(Stored data entries)
* * * * * * * * *

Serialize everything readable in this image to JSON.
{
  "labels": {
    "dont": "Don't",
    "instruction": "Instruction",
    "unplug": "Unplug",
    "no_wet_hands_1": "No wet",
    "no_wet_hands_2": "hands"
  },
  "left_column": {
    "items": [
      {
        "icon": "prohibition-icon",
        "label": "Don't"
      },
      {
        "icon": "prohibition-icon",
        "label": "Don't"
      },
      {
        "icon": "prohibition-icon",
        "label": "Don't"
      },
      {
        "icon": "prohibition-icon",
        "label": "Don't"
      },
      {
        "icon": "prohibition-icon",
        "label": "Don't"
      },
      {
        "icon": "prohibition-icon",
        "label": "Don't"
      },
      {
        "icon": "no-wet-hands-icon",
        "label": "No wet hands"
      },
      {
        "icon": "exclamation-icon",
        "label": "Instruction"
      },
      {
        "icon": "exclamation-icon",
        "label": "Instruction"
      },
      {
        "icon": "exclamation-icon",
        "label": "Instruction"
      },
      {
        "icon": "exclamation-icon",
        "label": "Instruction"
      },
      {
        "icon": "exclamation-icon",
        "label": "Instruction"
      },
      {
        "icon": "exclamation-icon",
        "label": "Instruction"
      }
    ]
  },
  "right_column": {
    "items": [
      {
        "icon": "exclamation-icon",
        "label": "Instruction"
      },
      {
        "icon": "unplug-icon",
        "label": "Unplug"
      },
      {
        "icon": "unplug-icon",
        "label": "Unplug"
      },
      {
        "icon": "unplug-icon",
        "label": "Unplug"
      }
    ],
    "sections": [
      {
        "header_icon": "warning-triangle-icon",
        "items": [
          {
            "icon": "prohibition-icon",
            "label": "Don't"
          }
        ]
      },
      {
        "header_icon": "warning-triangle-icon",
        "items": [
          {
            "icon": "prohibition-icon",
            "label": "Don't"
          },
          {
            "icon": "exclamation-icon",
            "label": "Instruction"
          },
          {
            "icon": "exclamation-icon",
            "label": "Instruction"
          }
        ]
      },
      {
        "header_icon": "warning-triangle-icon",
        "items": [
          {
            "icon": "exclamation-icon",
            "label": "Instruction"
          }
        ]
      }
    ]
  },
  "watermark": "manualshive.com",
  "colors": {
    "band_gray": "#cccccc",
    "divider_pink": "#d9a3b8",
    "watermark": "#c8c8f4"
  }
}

* * * * * * * * *

→ Problem to work on: Return the material exactly as it stands.

→ Expected answer:
Serialize everything readable in this image to JSON.
{
  "labels": {
    "dont": "Don't",
    "instruction": "Instruction",
    "unplug": "Unplug",
    "no_wet_hands_1": "No wet",
    "no_wet_hands_2": "hands"
  },
  "left_column": {
    "items": [
      {
        "icon": "prohibition-icon",
        "label": "Don't"
      },
      {
        "icon": "prohibition-icon",
        "label": "Don't"
      },
      {
        "icon": "prohibition-icon",
        "label": "Don't"
      },
      {
        "icon": "prohibition-icon",
        "label": "Don't"
      },
      {
        "icon": "prohibition-icon",
        "label": "Don't"
      },
      {
        "icon": "prohibition-icon",
        "label": "Don't"
      },
      {
        "icon": "no-wet-hands-icon",
        "label": "No wet hands"
      },
      {
        "icon": "exclamation-icon",
        "label": "Instruction"
      },
      {
        "icon": "exclamation-icon",
        "label": "Instruction"
      },
      {
        "icon": "exclamation-icon",
        "label": "Instruction"
      },
      {
        "icon": "exclamation-icon",
        "label": "Instruction"
      },
      {
        "icon": "exclamation-icon",
        "label": "Instruction"
      },
      {
        "icon": "exclamation-icon",
        "label": "Instruction"
      }
    ]
  },
  "right_column": {
    "items": [
      {
        "icon": "exclamation-icon",
        "label": "Instruction"
      },
      {
        "icon": "unplug-icon",
        "label": "Unplug"
      },
      {
        "icon": "unplug-icon",
        "label": "Unplug"
      },
      {
        "icon": "unplug-icon",
        "label": "Unplug"
      }
    ],
    "sections": [
      {
        "header_icon": "warning-triangle-icon",
        "items": [
          {
            "icon": "prohibition-icon",
            "label": "Don't"
          }
        ]
      },
      {
        "header_icon": "warning-triangle-icon",
        "items": [
          {
            "icon": "prohibition-icon",
            "label": "Don't"
          },
          {
            "icon": "exclamation-icon",
            "label": "Instruction"
          },
          {
            "icon": "exclamation-icon",
            "label": "Instruction"
          }
        ]
      },
      {
        "header_icon": "warning-triangle-icon",
        "items": [
          {
            "icon": "exclamation-icon",
            "label": "Instruction"
          }
        ]
      }
    ]
  },
  "watermark": "manualshive.com",
  "colors": {
    "band_gray": "#cccccc",
    "divider_pink": "#d9a3b8",
    "watermark": "#c8c8f4"
  }
}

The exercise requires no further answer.